▸ Collected data:
☆ ☆ ☆ ☆ ☆
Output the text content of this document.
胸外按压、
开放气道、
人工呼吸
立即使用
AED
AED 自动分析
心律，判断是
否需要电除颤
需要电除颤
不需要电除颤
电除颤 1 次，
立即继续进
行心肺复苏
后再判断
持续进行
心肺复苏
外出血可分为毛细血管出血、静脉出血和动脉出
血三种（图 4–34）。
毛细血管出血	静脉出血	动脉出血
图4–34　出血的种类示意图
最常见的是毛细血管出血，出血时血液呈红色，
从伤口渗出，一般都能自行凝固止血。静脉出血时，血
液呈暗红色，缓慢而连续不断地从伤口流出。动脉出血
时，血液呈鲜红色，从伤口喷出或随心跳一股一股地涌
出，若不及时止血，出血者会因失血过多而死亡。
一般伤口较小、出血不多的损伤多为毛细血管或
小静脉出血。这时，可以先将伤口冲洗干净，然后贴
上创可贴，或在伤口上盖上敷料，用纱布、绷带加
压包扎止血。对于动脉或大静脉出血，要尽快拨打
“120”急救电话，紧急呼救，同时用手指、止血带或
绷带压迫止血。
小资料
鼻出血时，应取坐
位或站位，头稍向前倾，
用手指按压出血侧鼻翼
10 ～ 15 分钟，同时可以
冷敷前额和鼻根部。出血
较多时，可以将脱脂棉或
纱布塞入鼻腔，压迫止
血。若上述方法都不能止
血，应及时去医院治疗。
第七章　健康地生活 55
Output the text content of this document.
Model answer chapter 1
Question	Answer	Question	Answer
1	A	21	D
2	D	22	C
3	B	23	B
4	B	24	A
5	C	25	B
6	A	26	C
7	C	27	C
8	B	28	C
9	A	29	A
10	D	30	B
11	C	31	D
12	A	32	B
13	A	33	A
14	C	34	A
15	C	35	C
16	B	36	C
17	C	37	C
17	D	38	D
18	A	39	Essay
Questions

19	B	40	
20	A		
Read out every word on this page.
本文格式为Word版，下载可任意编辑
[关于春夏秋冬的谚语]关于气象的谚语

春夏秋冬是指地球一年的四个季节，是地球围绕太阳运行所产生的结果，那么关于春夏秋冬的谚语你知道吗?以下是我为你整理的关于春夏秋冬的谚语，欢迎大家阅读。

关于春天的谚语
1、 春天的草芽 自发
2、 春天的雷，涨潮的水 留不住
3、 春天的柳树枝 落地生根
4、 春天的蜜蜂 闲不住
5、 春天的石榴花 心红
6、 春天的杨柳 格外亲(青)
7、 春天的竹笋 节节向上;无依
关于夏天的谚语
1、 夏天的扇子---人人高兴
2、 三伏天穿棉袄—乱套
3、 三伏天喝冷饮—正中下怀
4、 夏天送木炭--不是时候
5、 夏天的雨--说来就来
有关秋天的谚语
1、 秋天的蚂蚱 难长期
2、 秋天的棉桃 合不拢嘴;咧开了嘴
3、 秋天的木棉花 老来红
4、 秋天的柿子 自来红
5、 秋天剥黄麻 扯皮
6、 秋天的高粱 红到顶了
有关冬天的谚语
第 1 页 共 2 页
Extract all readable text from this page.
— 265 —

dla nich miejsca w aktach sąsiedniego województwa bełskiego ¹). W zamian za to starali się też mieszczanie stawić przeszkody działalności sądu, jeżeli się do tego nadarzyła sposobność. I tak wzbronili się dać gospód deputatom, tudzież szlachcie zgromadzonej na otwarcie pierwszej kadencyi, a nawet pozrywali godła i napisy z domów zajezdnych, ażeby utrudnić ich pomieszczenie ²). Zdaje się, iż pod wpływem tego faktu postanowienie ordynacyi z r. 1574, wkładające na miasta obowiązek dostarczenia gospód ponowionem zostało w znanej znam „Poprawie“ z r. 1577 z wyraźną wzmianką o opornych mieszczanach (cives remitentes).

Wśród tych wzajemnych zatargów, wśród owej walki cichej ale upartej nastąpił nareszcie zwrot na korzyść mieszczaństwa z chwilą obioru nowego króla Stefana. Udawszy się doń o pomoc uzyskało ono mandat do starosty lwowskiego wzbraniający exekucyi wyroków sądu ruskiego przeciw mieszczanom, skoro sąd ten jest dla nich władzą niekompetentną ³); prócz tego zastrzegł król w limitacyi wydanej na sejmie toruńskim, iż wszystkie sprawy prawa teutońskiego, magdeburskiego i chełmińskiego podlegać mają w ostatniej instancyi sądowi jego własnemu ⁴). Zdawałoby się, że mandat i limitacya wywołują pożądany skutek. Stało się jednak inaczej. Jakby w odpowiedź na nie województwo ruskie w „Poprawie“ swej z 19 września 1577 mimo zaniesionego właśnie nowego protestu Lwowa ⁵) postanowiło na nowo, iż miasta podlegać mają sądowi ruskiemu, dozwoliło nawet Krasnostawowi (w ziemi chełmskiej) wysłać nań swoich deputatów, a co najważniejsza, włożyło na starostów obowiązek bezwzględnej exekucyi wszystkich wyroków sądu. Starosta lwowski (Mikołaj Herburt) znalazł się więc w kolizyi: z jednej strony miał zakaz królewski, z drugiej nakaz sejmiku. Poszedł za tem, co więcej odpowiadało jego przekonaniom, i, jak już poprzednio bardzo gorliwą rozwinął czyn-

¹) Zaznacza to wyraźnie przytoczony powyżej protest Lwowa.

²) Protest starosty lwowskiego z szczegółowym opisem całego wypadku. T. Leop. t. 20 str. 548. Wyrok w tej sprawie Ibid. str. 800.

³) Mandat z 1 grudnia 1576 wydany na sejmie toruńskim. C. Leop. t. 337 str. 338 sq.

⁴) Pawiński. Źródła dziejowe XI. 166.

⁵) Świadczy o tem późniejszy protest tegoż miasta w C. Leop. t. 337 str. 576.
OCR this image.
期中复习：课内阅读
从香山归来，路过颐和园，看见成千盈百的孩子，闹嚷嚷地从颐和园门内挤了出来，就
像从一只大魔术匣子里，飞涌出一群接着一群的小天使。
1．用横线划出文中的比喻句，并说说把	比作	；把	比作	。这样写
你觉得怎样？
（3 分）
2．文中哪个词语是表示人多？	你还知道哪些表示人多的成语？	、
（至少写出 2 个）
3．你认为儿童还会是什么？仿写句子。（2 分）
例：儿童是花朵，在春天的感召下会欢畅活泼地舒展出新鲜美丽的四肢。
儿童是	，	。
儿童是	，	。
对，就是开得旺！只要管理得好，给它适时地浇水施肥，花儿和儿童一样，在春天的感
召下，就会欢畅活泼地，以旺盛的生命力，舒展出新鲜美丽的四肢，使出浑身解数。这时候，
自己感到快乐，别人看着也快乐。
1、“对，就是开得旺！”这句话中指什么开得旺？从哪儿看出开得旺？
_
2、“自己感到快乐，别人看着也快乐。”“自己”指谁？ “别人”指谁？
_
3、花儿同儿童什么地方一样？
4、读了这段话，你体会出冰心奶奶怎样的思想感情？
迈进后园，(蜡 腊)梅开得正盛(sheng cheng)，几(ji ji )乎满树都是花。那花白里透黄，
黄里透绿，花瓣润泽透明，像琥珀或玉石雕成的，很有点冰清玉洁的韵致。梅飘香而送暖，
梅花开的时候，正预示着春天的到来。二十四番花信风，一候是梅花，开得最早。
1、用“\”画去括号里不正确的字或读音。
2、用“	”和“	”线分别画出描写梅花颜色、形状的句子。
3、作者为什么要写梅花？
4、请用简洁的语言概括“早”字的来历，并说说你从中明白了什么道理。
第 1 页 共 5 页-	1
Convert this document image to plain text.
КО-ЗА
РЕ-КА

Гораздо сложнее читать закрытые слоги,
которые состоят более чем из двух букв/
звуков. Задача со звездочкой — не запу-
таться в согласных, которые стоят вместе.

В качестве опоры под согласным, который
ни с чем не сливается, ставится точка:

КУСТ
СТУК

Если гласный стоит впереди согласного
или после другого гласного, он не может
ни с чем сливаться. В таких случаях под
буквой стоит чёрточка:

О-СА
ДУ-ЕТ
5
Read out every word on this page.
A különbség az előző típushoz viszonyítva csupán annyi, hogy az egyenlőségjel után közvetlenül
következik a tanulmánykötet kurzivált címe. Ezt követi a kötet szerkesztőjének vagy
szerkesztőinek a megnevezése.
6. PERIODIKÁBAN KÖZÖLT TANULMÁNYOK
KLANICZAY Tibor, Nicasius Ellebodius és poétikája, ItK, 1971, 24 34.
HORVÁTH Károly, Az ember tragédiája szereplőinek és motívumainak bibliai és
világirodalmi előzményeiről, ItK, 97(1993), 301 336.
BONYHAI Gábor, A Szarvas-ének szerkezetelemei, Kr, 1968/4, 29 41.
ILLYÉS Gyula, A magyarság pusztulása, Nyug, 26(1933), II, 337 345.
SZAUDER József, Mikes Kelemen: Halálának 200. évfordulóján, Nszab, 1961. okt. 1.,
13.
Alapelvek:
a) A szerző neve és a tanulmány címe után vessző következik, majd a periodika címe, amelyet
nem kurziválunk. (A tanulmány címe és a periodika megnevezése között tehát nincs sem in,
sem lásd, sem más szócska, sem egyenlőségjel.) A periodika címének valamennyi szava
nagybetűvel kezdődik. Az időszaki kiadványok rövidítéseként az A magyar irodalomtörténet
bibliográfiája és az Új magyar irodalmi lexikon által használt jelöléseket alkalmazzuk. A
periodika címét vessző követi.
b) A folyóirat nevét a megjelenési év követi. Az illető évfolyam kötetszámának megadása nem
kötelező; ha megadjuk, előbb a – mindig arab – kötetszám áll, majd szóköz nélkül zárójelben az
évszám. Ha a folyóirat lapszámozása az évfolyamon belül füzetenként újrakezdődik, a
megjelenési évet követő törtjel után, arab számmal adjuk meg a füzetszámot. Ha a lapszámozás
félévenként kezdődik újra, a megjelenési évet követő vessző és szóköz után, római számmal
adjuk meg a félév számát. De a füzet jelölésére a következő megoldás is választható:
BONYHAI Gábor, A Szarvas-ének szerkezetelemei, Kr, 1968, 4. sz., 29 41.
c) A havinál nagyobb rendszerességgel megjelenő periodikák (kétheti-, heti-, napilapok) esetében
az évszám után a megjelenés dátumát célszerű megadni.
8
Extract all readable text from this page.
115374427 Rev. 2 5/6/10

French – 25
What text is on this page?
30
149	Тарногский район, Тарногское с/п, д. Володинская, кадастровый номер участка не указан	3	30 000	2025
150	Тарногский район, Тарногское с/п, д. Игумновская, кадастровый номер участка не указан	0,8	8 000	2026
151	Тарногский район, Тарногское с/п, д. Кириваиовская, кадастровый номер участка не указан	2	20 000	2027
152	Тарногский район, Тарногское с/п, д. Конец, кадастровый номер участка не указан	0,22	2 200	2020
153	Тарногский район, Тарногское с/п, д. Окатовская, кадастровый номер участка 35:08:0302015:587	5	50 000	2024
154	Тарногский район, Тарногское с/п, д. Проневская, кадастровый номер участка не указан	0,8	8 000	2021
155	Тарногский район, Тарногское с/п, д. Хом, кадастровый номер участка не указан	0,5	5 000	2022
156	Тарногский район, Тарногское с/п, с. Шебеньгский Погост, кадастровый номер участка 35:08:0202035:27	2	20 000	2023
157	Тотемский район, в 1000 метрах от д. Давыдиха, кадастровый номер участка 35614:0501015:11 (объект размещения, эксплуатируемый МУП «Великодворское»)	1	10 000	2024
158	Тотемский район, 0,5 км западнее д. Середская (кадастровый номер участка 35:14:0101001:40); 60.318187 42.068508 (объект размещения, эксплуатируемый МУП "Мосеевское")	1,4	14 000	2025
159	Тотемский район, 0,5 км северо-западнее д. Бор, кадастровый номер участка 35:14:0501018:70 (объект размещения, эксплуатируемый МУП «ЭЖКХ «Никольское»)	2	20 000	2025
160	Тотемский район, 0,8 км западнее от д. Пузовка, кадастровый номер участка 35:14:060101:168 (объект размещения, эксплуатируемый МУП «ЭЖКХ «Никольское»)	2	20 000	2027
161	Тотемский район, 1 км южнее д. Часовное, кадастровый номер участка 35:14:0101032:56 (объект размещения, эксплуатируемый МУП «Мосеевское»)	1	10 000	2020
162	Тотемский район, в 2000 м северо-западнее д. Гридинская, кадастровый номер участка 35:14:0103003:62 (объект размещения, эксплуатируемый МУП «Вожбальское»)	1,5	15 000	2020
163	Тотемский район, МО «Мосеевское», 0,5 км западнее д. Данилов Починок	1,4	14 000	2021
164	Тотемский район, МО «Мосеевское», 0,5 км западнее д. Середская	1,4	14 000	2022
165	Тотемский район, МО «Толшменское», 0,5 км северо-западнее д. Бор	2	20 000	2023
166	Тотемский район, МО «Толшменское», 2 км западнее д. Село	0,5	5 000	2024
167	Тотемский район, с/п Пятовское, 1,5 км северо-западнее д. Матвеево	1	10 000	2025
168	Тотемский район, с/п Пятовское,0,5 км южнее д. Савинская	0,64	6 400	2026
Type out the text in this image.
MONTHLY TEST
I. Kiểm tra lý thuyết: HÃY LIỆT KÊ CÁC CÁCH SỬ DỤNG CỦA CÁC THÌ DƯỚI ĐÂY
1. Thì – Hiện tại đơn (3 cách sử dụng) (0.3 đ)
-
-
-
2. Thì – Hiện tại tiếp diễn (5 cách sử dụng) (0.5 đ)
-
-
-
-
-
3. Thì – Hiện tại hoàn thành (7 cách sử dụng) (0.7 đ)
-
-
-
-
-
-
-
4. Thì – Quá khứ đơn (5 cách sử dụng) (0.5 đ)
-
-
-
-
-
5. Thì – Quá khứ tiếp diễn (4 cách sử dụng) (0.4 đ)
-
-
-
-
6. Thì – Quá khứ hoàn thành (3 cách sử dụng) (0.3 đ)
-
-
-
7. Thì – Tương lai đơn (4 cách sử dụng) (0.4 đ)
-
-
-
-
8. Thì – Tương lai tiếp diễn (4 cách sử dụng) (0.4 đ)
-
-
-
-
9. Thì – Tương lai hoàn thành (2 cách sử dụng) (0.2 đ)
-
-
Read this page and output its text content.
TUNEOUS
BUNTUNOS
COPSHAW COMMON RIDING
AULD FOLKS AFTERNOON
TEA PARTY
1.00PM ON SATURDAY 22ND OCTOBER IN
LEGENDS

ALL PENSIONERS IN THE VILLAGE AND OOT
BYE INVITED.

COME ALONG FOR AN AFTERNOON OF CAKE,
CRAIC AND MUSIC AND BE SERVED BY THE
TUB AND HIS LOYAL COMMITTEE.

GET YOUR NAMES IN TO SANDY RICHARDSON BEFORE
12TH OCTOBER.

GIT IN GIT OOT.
☆ ☆ ☆ ☆ ☆
▸ The exercise: Return only the number of lines in the entries that contain the string "别人看着也快乐".

▸ Reply: 2